[Dataset items]
>> start
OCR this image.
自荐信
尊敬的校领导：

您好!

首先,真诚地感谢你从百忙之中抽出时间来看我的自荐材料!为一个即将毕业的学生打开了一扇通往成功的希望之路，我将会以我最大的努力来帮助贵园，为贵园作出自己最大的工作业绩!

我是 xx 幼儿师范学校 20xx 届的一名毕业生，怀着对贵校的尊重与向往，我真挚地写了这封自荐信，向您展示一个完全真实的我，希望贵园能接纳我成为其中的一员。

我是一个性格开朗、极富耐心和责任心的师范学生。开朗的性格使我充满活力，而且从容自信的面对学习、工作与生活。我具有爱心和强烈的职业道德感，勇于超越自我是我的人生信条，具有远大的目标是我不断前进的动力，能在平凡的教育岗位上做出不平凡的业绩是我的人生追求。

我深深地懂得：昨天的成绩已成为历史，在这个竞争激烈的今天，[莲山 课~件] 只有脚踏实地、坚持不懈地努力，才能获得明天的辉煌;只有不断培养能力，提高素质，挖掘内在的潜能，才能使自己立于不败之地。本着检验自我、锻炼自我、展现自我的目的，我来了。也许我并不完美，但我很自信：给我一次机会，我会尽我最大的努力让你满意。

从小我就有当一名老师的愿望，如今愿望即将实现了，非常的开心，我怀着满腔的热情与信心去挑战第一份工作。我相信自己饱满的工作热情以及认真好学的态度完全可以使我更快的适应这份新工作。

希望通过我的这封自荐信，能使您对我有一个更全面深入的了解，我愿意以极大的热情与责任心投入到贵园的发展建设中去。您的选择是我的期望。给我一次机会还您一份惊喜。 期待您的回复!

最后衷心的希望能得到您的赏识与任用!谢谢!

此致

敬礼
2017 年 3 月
>> end
>> start
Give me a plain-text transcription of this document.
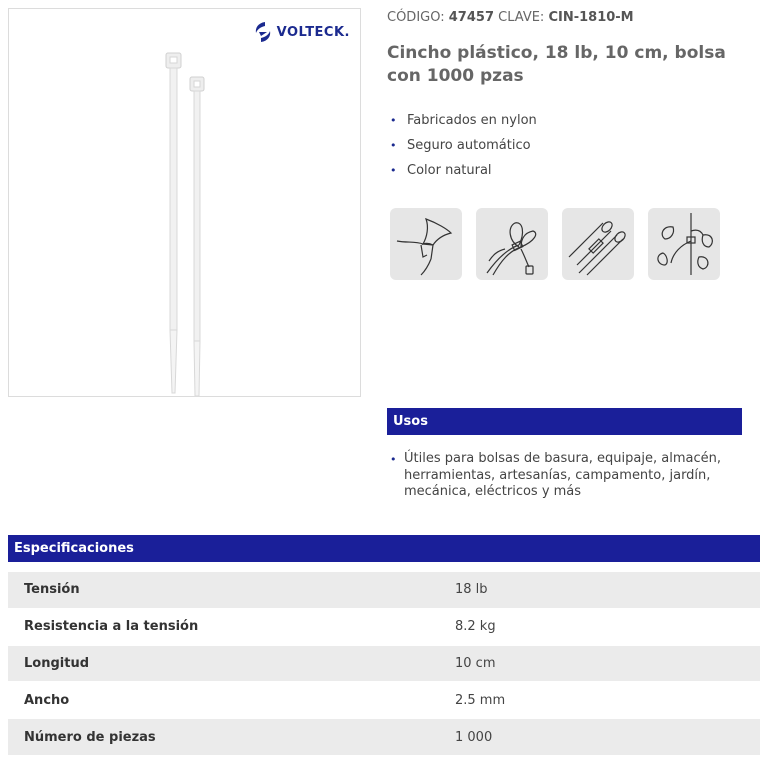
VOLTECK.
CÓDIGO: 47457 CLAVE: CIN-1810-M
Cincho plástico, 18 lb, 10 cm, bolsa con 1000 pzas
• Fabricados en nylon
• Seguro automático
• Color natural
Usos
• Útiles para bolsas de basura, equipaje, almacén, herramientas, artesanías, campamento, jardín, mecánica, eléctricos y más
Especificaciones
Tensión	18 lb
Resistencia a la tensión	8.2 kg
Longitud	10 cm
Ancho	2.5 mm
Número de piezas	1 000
>> end
▸ **Task description**: From the entries, copy out each line containing the word "this".

▸ **Answer**:
OCR this image.
Give me a plain-text transcription of this document.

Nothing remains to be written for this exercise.